**Excerpt**
# Tuscany in 2 weeks..



## shane (Aug 5, 2011)

Hello All,
Firstly I have to say that all the contributors have done an amazing job in sharing their ideas & suggestions.The information here is valuable and can never be found in any guide books!!

Now to the trip!!

The wife & myself  (early 30’s) are planning a 2 week trip to Tuscany during the first week of October as we understand the crowds will be less & things will be a bit cheaper than July-August and the weather cooler as well.

We plan to fly into Rome and take a connecting flight to Florence and stay here for 03nights. Then we head over to Lucca for 2nights and on the third morning pick up a rental car and drive to Chianti via Pisa.  We then intend to stay in Chianti for 5nights which should give us enough time to drive around and see San Gimigano, Volterra and just mainly enjoy the wineries & the scenery. 

Finally we plan on ending Tuscany with 2nights in Sienna and drive back to Rome where we plan to stay another 2nights and fly back home.

Does this seem like a reasonable itinerary? Are we making the best use of the 12days we have on hand? Are there any other places I should be visiting which I have glaring missed out?

Lastly we really want to drive around as we understand that’s the best way to travel but it also comes with its share of problems. Is my suggestion correct of picking up the car to drive from Lucca to Chianti, use it in Chianti, drive to Sienna, maybe park in Sienna for 2nights and finally drive back to Rome. Is the  drive from Sienna to Rome worth it ? Or should we just return the car in Sienna and get to Rome by train?

Thanks everyone for any help you can provide. Once I sort this bit I can start planning forward.

Rgds, shane.


----------



## Elena (Aug 9, 2011)

Ciao Shane and welcome to our Forum!

You are really very welcome 

2 weeks are ideal to get the most out of Tuscany and discover all its treasures!

Your itinerary to tour Tuscany seems perfect!  I only suggest you also include the Val d'Orcia, the wonderful region south of Siena, probably one of the most amazing and beautiful parts of all Tuscany. 
That's the region you can see in the most common photographs about Tuscany: undulating hills and golden wheat fields, poetic avenues of Cypress trees, isolated rural homes and farmhouses, vineyards and olive groves. 
Here you will have the pleasure to visit the most charming of all Tuscan medieval towns, such as Montalcino, so famous for its Brunello wine, Pienza, famous for its pecorino cheese, and the beautiful Montepulciano. 
The area is also renowned for its ancient thermal springs.

In this way you may stay 3 nights in Chianti, and 2 nights in Val d'Orcia, that you can reach in a short time after leaving Siena. 
Then you can continue your journey and conveniently reach Rome by car,  the Val d'Orcia is closer to Rome than Siena is.

I also agree with your idea to drive from Lucca to Chianti, the journey will take less than 1 hour and half.

Driving a car is also the best way to tour Tuscany and appreciate its hidden corners. 
For information about car rental in Tuscany you can have a look at this page, while here you can find all you need about moving around Tuscany by car.

(Saved data entries)
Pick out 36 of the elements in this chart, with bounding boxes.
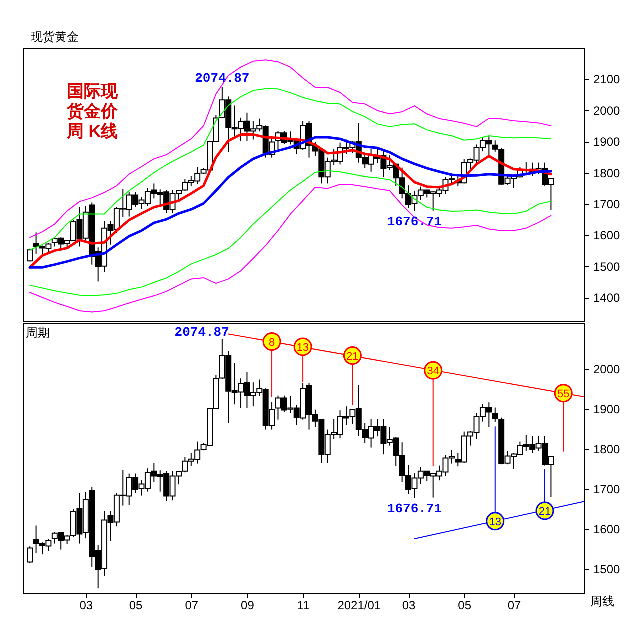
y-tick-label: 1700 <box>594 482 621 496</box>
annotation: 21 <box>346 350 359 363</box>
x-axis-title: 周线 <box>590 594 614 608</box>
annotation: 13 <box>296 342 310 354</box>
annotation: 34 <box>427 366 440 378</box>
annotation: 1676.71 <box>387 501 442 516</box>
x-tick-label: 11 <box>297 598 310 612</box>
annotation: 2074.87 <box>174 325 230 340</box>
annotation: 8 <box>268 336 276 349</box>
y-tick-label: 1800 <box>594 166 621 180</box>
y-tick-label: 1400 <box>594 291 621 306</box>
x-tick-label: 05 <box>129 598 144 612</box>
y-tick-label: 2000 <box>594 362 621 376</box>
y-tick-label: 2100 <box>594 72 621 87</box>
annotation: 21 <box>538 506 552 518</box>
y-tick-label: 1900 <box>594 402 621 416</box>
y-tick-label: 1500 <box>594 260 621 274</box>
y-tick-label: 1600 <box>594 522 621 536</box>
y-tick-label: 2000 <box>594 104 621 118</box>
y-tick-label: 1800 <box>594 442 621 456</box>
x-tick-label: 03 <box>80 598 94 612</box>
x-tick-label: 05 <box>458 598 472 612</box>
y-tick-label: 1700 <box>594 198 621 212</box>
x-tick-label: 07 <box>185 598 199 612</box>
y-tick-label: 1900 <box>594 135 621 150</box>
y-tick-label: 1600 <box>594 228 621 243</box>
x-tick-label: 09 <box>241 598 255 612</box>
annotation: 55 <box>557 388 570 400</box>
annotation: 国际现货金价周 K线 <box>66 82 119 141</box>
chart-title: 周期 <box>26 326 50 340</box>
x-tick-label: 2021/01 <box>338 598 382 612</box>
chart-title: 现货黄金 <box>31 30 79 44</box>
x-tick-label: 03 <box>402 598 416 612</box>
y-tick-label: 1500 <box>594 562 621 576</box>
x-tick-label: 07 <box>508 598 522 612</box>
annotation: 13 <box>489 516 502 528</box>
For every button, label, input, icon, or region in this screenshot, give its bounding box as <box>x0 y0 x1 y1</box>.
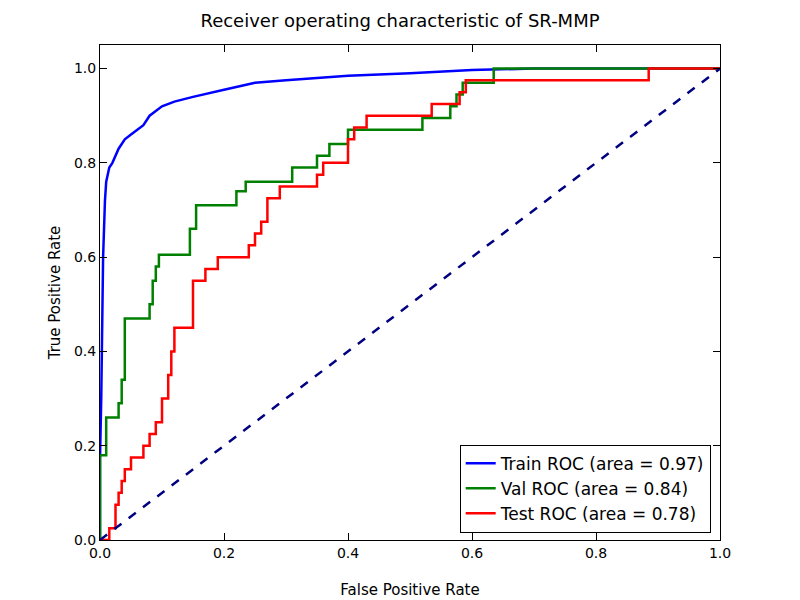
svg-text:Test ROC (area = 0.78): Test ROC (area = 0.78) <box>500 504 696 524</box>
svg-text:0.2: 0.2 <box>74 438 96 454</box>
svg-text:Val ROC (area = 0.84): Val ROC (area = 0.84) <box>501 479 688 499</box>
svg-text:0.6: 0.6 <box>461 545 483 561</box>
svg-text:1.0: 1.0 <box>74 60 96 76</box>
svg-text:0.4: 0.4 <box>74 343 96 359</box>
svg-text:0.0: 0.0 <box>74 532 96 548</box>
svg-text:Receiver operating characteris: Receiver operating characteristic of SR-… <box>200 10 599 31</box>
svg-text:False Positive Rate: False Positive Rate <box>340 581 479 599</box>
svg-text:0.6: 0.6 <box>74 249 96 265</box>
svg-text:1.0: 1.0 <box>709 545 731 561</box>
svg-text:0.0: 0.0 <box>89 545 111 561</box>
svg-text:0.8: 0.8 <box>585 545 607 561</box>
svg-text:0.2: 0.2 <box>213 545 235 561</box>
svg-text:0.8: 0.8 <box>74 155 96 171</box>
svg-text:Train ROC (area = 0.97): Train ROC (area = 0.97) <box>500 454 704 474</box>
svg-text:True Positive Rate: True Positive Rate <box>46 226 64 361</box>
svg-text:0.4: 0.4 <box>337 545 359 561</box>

**Set tasks**
a. Can you return, unchanged, the lines of the records from the line that contains "svg-text:Test ROC (area" through the last line of the records?
b. Could you carry the Tuscany trip thread forward, picking up right after its final sentence?
The forum thread and the records come from unrelated sources.

**Answers to the tasks**
a.
svg-text:Test ROC (area = 0.78): Test ROC (area = 0.78) <box>500 504 696 524</box>
svg-text:0.2: 0.2 <box>74 438 96 454</box>
svg-text:Val ROC (area = 0.84): Val ROC (area = 0.84) <box>501 479 688 499</box>
svg-text:0.6: 0.6 <box>461 545 483 561</box>
svg-text:1.0: 1.0 <box>74 60 96 76</box>
svg-text:0.4: 0.4 <box>74 343 96 359</box>
svg-text:0.0: 0.0 <box>74 532 96 548</box>
svg-text:Receiver operating characteris: Receiver operating characteristic of SR-… <box>200 10 599 31</box>
svg-text:False Positive Rate: False Positive Rate <box>340 581 479 599</box>
svg-text:0.6: 0.6 <box>74 249 96 265</box>
svg-text:1.0: 1.0 <box>709 545 731 561</box>
svg-text:0.0: 0.0 <box>89 545 111 561</box>
svg-text:0.8: 0.8 <box>585 545 607 561</box>
svg-text:0.2: 0.2 <box>213 545 235 561</box>
svg-text:0.8: 0.8 <box>74 155 96 171</box>
svg-text:Train ROC (area = 0.97): Train ROC (area = 0.97) <box>500 454 704 474</box>
svg-text:True Positive Rate: True Positive Rate <box>46 226 64 361</box>
svg-text:0.4: 0.4 <box>337 545 359 561</box>

b.
Also have a look at this valuable resource about Florence and its attractions.

In case you also need specific suggestions regarding valuable accommodations, please come back to us 

For now, I recommend this listing of selected accommodations in Tuscany and this one dedicated to good accommodations in Florence.

Finally, on this link, some suggestions for itineraries in Tuscany!

For any further help , feel free to post again at anytime 
Enjoy planning your trip to Italy!


----------



## shane (Aug 9, 2011)

Thanks Elena.

So you recommend 3nights in Florence, 2 in Lucca,3 in Chianti,2 in Sienna and 2 in Val d'Orcia right. Considering the extra stop now should we really dedicate 2nights to Lucca or just make it a day trip and use 2 nights elsewhere? The reason I ask is that we don't want to feel like we are always travelling and would like to take things a bit slow.

I will look through all your recommendations and finiliase the itinerary.

Thanks a lot.

Ps: So where in Italy do you live ? Just curious..


----------



## Elena (Aug 9, 2011)

Ciao Shane!

I agree with you!

Lucca is a wonderful walled city but it's small, so I would make it a day trip, so you can decide to spend the additional nights in Florence, Chianti, or Val d'Orcia 

In this way you'll not have to charge place every day and you can better enjoy your holiday.

Do come back on the forum for any other question!

Ps: I live near Florence


----------



## shane (Aug 10, 2011)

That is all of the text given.